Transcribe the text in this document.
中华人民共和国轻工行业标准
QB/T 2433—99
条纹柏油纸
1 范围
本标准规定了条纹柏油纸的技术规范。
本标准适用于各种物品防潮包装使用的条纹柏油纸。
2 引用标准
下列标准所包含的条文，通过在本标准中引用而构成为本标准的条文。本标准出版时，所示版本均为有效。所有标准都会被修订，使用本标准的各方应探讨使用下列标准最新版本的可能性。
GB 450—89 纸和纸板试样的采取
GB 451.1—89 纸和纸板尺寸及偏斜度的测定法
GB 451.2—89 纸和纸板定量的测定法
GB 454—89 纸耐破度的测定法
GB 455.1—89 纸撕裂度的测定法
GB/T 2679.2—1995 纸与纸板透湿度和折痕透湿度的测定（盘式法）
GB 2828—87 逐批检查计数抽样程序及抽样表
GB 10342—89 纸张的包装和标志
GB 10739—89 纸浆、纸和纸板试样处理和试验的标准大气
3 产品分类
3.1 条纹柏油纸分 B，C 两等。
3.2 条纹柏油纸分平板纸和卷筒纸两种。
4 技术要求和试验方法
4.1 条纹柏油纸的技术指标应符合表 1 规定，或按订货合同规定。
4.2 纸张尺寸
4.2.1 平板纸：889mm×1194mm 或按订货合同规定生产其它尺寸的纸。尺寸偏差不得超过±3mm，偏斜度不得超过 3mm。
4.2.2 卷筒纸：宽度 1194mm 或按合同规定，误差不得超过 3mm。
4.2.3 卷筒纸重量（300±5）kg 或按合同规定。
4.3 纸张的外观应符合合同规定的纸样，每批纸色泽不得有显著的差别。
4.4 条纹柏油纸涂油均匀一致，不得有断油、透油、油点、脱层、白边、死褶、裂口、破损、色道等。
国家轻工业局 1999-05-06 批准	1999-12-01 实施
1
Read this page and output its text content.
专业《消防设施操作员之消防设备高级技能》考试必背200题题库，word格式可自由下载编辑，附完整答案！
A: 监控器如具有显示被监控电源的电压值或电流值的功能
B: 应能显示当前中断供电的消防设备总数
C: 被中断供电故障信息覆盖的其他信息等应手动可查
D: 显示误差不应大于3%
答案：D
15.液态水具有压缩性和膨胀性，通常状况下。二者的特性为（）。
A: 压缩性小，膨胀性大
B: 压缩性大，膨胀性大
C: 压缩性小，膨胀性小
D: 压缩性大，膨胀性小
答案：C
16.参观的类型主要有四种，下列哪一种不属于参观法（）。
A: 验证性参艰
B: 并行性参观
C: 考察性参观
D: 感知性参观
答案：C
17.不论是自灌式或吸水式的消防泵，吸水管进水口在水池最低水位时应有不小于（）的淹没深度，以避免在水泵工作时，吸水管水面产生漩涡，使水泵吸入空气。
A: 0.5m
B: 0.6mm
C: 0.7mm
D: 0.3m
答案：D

Short exercise:
Print again each line of the listing above, exactly as it appears.

Solution for this task:
Transcribe the text in this document.
中华人民共和国轻工行业标准
QB/T 2433—99
条纹柏油纸
1 范围
本标准规定了条纹柏油纸的技术规范。
本标准适用于各种物品防潮包装使用的条纹柏油纸。
2 引用标准
下列标准所包含的条文，通过在本标准中引用而构成为本标准的条文。本标准出版时，所示版本均为有效。所有标准都会被修订，使用本标准的各方应探讨使用下列标准最新版本的可能性。
GB 450—89 纸和纸板试样的采取
GB 451.1—89 纸和纸板尺寸及偏斜度的测定法
GB 451.2—89 纸和纸板定量的测定法
GB 454—89 纸耐破度的测定法
GB 455.1—89 纸撕裂度的测定法
GB/T 2679.2—1995 纸与纸板透湿度和折痕透湿度的测定（盘式法）
GB 2828—87 逐批检查计数抽样程序及抽样表
GB 10342—89 纸张的包装和标志
GB 10739—89 纸浆、纸和纸板试样处理和试验的标准大气
3 产品分类
3.1 条纹柏油纸分 B，C 两等。
3.2 条纹柏油纸分平板纸和卷筒纸两种。
4 技术要求和试验方法
4.1 条纹柏油纸的技术指标应符合表 1 规定，或按订货合同规定。
4.2 纸张尺寸
4.2.1 平板纸：889mm×1194mm 或按订货合同规定生产其它尺寸的纸。尺寸偏差不得超过±3mm，偏斜度不得超过 3mm。
4.2.2 卷筒纸：宽度 1194mm 或按合同规定，误差不得超过 3mm。
4.2.3 卷筒纸重量（300±5）kg 或按合同规定。
4.3 纸张的外观应符合合同规定的纸样，每批纸色泽不得有显著的差别。
4.4 条纹柏油纸涂油均匀一致，不得有断油、透油、油点、脱层、白边、死褶、裂口、破损、色道等。
国家轻工业局 1999-05-06 批准	1999-12-01 实施
1
Read this page and output its text content.
专业《消防设施操作员之消防设备高级技能》考试必背200题题库，word格式可自由下载编辑，附完整答案！
A: 监控器如具有显示被监控电源的电压值或电流值的功能
B: 应能显示当前中断供电的消防设备总数
C: 被中断供电故障信息覆盖的其他信息等应手动可查
D: 显示误差不应大于3%
答案：D
15.液态水具有压缩性和膨胀性，通常状况下。二者的特性为（）。
A: 压缩性小，膨胀性大
B: 压缩性大，膨胀性大
C: 压缩性小，膨胀性小
D: 压缩性大，膨胀性小
答案：C
16.参观的类型主要有四种，下列哪一种不属于参观法（）。
A: 验证性参艰
B: 并行性参观
C: 考察性参观
D: 感知性参观
答案：C
17.不论是自灌式或吸水式的消防泵，吸水管进水口在水池最低水位时应有不小于（）的淹没深度，以避免在水泵工作时，吸水管水面产生漩涡，使水泵吸入空气。
A: 0.5m
B: 0.6mm
C: 0.7mm
D: 0.3m
答案：D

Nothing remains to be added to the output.